» Problem statement
In the data below, find every line that has the string "JSON", and copy it.

» Dataset
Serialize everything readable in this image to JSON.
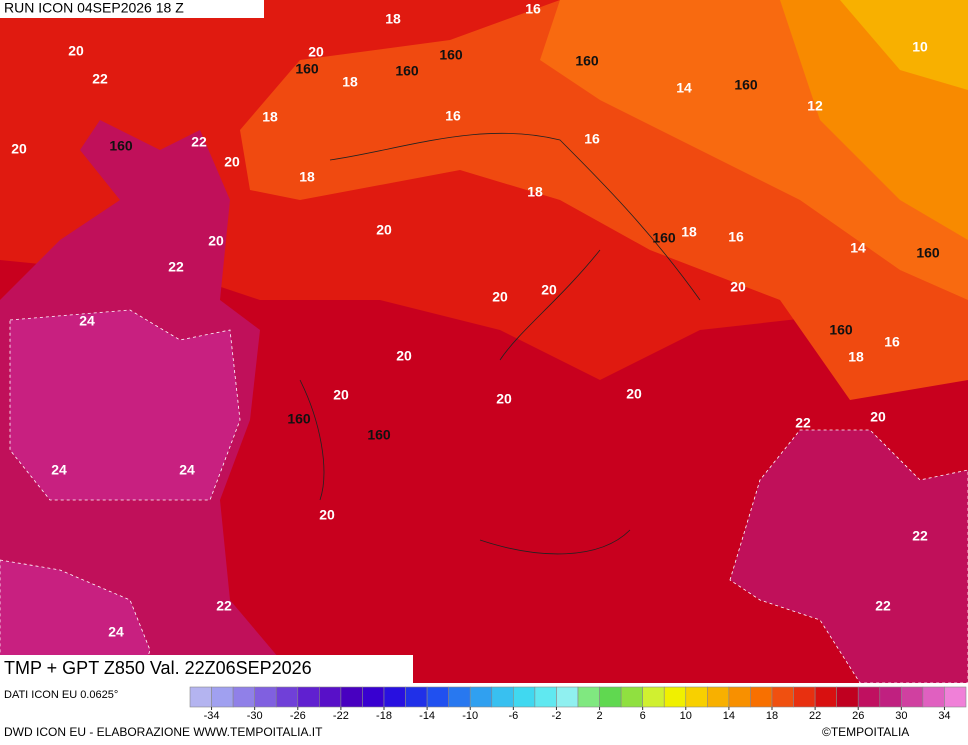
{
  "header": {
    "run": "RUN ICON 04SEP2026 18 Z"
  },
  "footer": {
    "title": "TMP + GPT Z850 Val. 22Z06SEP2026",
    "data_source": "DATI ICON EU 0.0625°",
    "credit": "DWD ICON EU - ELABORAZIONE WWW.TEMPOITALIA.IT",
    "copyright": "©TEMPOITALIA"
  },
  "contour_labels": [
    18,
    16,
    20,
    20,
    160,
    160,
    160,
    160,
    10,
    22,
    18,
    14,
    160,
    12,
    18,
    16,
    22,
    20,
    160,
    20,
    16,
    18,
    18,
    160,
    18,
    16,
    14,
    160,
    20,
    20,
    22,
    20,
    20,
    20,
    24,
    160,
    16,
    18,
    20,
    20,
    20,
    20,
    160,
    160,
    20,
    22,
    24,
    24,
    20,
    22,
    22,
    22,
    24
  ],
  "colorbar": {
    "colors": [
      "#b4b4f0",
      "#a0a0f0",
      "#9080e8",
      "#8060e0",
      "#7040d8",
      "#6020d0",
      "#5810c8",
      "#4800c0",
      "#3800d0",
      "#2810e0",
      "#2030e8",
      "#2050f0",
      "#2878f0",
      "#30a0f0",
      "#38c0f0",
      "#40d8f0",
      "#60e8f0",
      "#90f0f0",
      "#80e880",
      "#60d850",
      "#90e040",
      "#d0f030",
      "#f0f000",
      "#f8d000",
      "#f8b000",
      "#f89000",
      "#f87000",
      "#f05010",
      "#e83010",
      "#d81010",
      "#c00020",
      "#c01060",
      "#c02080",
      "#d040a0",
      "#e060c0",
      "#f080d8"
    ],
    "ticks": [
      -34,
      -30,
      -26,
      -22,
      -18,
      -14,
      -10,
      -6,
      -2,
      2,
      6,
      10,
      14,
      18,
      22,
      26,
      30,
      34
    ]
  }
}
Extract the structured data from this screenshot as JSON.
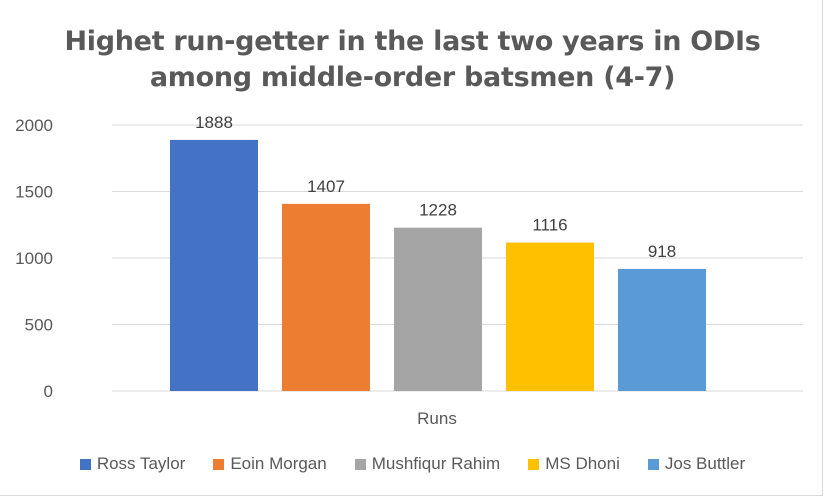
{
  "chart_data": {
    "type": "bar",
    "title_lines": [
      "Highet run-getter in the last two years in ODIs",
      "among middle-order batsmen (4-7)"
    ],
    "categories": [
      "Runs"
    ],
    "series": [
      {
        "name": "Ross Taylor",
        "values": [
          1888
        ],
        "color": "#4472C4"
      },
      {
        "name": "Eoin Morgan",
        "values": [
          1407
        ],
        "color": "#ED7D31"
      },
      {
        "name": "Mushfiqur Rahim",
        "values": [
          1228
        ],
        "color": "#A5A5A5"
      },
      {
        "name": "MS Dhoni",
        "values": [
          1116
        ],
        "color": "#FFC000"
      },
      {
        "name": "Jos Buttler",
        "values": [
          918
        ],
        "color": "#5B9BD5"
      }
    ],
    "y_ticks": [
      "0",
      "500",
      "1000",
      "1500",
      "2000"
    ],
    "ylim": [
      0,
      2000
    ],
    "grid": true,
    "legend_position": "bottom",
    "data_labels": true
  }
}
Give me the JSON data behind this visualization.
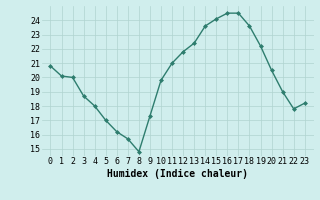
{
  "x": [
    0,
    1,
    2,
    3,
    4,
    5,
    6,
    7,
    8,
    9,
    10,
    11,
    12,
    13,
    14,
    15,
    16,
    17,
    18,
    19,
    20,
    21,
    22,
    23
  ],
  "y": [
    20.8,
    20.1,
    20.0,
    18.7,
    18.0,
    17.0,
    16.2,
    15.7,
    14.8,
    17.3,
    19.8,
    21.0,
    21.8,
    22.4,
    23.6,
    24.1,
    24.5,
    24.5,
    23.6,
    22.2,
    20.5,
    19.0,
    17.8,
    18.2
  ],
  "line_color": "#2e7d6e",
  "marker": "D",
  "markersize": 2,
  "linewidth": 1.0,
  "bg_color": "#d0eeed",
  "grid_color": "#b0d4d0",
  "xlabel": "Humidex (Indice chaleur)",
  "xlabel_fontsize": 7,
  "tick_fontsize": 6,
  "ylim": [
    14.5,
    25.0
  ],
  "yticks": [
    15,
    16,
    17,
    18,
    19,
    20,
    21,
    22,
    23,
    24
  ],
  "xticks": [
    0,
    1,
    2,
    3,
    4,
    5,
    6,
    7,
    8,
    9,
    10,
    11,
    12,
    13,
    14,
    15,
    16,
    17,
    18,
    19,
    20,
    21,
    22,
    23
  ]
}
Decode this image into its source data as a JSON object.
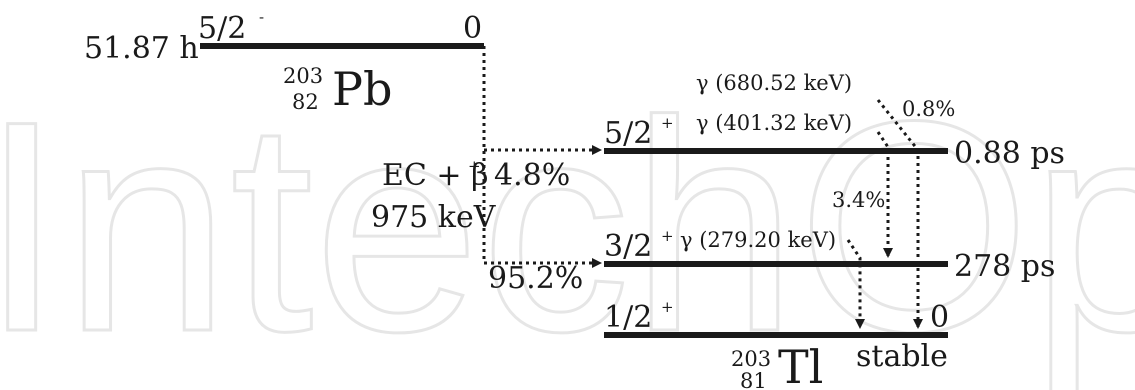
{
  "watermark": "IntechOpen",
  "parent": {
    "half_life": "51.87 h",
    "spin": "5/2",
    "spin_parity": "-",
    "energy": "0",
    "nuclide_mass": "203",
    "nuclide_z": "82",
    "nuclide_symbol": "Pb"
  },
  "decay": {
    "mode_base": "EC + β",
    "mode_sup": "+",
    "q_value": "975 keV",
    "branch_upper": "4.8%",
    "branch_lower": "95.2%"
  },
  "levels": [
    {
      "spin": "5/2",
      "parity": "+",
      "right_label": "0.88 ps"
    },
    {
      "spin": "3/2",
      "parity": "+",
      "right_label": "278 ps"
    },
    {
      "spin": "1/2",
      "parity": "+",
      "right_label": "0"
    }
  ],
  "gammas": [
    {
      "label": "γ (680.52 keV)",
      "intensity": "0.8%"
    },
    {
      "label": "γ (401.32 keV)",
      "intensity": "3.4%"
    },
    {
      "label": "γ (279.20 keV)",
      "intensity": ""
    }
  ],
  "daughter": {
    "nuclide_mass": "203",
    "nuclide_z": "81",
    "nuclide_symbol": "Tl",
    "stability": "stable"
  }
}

» Written solution
Serialize everything readable in this image to JSON.
Extract the structured data from this screenshot as JSON.
Give me the JSON data behind this visualization.
Decode this image into its source data as a JSON object.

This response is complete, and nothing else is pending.